**** EXCERPTED DATA ****

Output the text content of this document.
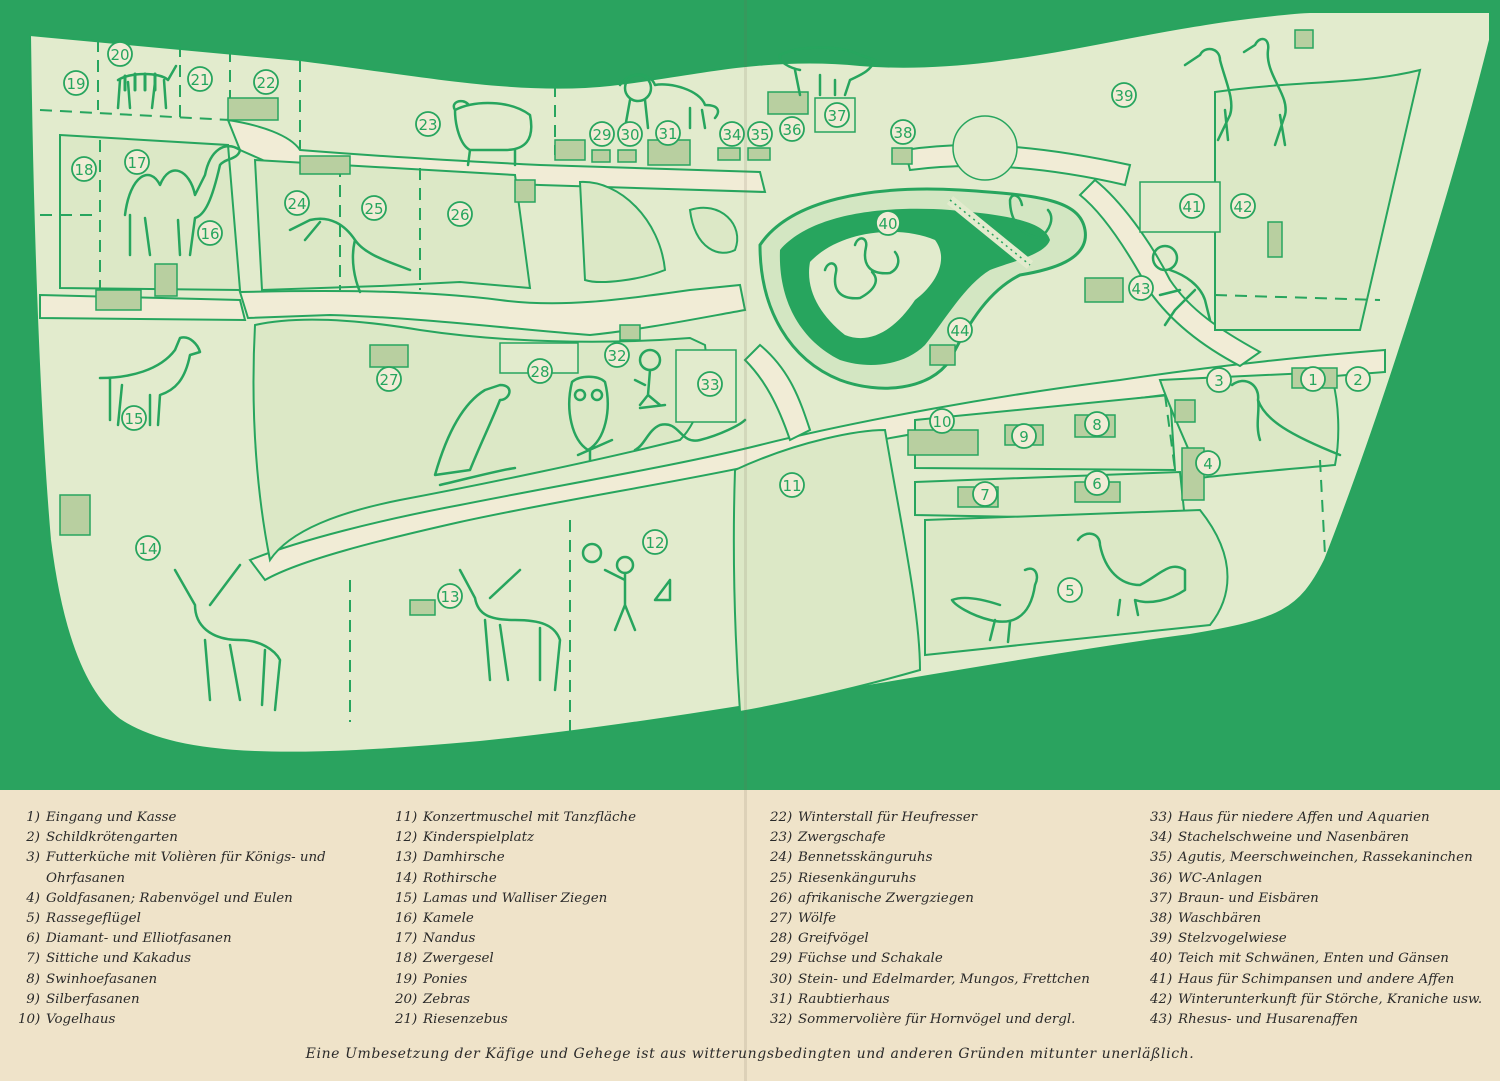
1 2
3
4
5
6
7
8
9
10
11
12
13
14
15
16
17
18
19
20
21	22
23
24	25	26
27	28
29 30 31
32
33
34 35 36
37
38
39
40
41 42
43
44
1) Eingang und Kasse
2) Schildkrötengarten
3) Futterküche mit Volièren für Königs- und
Ohrfasanen
4) Goldfasanen; Rabenvögel und Eulen
5) Rassegeflügel
6) Diamant- und Elliotfasanen
7) Sittiche und Kakadus
8) Swinhoefasanen
9) Silberfasanen
10) Vogelhaus
11) Konzertmuschel mit Tanzfläche
12) Kinderspielplatz
13) Damhirsche
14) Rothirsche
15) Lamas und Walliser Ziegen
16) Kamele
17) Nandus
18) Zwergesel
19) Ponies
20) Zebras
21) Riesenzebus
22) Winterstall für Heufresser
23) Zwergschafe
24) Bennetsskänguruhs
25) Riesenkänguruhs
26) afrikanische Zwergziegen
27) Wölfe
28) Greifvögel
29) Füchse und Schakale
30) Stein- und Edelmarder, Mungos, Frettchen
31) Raubtierhaus
32) Sommervolière für Hornvögel und dergl.
33) Haus für niedere Affen und Aquarien
34) Stachelschweine und Nasenbären
35) Agutis, Meerschweinchen, Rassekaninchen
36) WC-Anlagen
37) Braun- und Eisbären
38) Waschbären
39) Stelzvogelwiese
40) Teich mit Schwänen, Enten und Gänsen
41) Haus für Schimpansen und andere Affen
42) Winterunterkunft für Störche, Kraniche usw.
43) Rhesus- und Husarenaffen
Eine Umbesetzung der Käfige und Gehege ist aus witterungsbedingten und anderen Gründen mitunter unerläßlich.
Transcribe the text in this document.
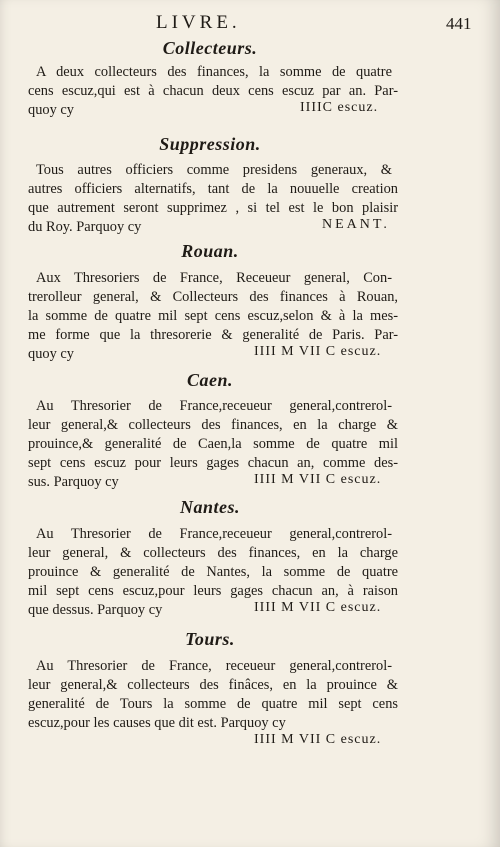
LIVRE.	441
Collecteurs.
A deux collecteurs des finances, la somme de quatre
cens escuz,qui est à chacun deux cens escuz par an. Par-
quoy cy	IIIIC escuz.
Suppression.
Tous autres officiers comme presidens generaux, &
autres officiers alternatifs, tant de la nouuelle creation
que autrement seront supprimez , si tel est le bon plaisir
du Roy. Parquoy cy	NEANT.
Rouan.
Aux Thresoriers de France, Receueur general, Con-
trerolleur general, & Collecteurs des finances à Rouan,
la somme de quatre mil sept cens escuz,selon & à la mes-
me forme que la thresorerie & generalité de Paris. Par-
quoy cy	IIII M VII C escuz.
Caen.
Au Thresorier de France,receueur general,contrerol-
leur general,& collecteurs des finances, en la charge &
prouince,& generalité de Caen,la somme de quatre mil
sept cens escuz pour leurs gages chacun an, comme des-
sus. Parquoy cy	IIII M VII C escuz.
Nantes.
Au Thresorier de France,receueur general,contrerol-
leur general, & collecteurs des finances, en la charge
prouince & generalité de Nantes, la somme de quatre
mil sept cens escuz,pour leurs gages chacun an, à raison
que dessus. Parquoy cy	IIII M VII C escuz.
Tours.
Au Thresorier de France, receueur general,contrerol-
leur general,& collecteurs des finâces, en la prouince &
generalité de Tours la somme de quatre mil sept cens
escuz,pour les causes que dit est. Parquoy cy
IIII M VII C escuz.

****

### DIRECTION
Restate the entire listing word for word, excluding pictures.

### THE COMPLETED TASK
Output the text content of this document.
1 2
3
4
5
6
7
8
9
10
11
12
13
14
15
16
17
18
19
20
21	22
23
24	25	26
27	28
29 30 31
32
33
34 35 36
37
38
39
40
41 42
43
44
1) Eingang und Kasse
2) Schildkrötengarten
3) Futterküche mit Volièren für Königs- und
Ohrfasanen
4) Goldfasanen; Rabenvögel und Eulen
5) Rassegeflügel
6) Diamant- und Elliotfasanen
7) Sittiche und Kakadus
8) Swinhoefasanen
9) Silberfasanen
10) Vogelhaus
11) Konzertmuschel mit Tanzfläche
12) Kinderspielplatz
13) Damhirsche
14) Rothirsche
15) Lamas und Walliser Ziegen
16) Kamele
17) Nandus
18) Zwergesel
19) Ponies
20) Zebras
21) Riesenzebus
22) Winterstall für Heufresser
23) Zwergschafe
24) Bennetsskänguruhs
25) Riesenkänguruhs
26) afrikanische Zwergziegen
27) Wölfe
28) Greifvögel
29) Füchse und Schakale
30) Stein- und Edelmarder, Mungos, Frettchen
31) Raubtierhaus
32) Sommervolière für Hornvögel und dergl.
33) Haus für niedere Affen und Aquarien
34) Stachelschweine und Nasenbären
35) Agutis, Meerschweinchen, Rassekaninchen
36) WC-Anlagen
37) Braun- und Eisbären
38) Waschbären
39) Stelzvogelwiese
40) Teich mit Schwänen, Enten und Gänsen
41) Haus für Schimpansen und andere Affen
42) Winterunterkunft für Störche, Kraniche usw.
43) Rhesus- und Husarenaffen
Eine Umbesetzung der Käfige und Gehege ist aus witterungsbedingten und anderen Gründen mitunter unerläßlich.
Transcribe the text in this document.
LIVRE.	441
Collecteurs.
A deux collecteurs des finances, la somme de quatre
cens escuz,qui est à chacun deux cens escuz par an. Par-
quoy cy	IIIIC escuz.
Suppression.
Tous autres officiers comme presidens generaux, &
autres officiers alternatifs, tant de la nouuelle creation
que autrement seront supprimez , si tel est le bon plaisir
du Roy. Parquoy cy	NEANT.
Rouan.
Aux Thresoriers de France, Receueur general, Con-
trerolleur general, & Collecteurs des finances à Rouan,
la somme de quatre mil sept cens escuz,selon & à la mes-
me forme que la thresorerie & generalité de Paris. Par-
quoy cy	IIII M VII C escuz.
Caen.
Au Thresorier de France,receueur general,contrerol-
leur general,& collecteurs des finances, en la charge &
prouince,& generalité de Caen,la somme de quatre mil
sept cens escuz pour leurs gages chacun an, comme des-
sus. Parquoy cy	IIII M VII C escuz.
Nantes.
Au Thresorier de France,receueur general,contrerol-
leur general, & collecteurs des finances, en la charge
prouince & generalité de Nantes, la somme de quatre
mil sept cens escuz,pour leurs gages chacun an, à raison
que dessus. Parquoy cy	IIII M VII C escuz.
Tours.
Au Thresorier de France, receueur general,contrerol-
leur general,& collecteurs des finâces, en la prouince &
generalité de Tours la somme de quatre mil sept cens
escuz,pour les causes que dit est. Parquoy cy
IIII M VII C escuz.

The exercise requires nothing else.